Check each line of the listing for the word "dieser" and give only the number of lines that have it.

====

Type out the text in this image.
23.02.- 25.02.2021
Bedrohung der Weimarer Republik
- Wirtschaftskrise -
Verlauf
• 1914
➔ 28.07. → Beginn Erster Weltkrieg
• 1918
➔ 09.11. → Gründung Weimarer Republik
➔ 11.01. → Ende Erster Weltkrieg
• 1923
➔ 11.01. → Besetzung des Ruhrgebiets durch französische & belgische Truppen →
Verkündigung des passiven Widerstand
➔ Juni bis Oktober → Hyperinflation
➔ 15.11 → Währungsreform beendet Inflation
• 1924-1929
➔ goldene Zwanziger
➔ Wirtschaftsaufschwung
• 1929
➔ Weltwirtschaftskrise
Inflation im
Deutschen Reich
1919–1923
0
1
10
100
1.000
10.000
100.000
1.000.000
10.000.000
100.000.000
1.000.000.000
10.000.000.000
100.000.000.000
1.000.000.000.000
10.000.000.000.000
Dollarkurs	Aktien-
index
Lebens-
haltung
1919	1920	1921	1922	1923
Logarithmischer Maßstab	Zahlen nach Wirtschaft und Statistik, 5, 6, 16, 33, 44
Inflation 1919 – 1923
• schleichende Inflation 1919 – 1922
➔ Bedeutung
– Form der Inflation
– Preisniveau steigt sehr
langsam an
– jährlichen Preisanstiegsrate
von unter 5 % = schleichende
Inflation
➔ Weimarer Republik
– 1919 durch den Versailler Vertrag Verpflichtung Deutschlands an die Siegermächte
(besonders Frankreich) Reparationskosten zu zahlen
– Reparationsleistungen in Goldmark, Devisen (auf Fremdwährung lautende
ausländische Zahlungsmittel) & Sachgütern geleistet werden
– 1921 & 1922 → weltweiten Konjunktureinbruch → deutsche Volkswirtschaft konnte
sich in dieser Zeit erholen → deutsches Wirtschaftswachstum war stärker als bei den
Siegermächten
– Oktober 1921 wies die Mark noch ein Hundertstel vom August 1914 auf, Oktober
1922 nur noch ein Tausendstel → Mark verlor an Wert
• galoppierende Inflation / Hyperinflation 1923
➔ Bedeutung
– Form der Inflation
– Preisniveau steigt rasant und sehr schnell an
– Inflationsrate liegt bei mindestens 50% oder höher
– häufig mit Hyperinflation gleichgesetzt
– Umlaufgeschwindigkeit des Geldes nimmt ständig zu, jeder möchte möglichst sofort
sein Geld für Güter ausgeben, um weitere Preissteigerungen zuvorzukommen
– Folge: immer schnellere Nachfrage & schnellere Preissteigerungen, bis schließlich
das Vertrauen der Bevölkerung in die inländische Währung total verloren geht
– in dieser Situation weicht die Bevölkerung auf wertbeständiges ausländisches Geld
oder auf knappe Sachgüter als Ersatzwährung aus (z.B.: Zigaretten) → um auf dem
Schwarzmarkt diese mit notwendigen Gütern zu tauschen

====

**Answer to this problem**
2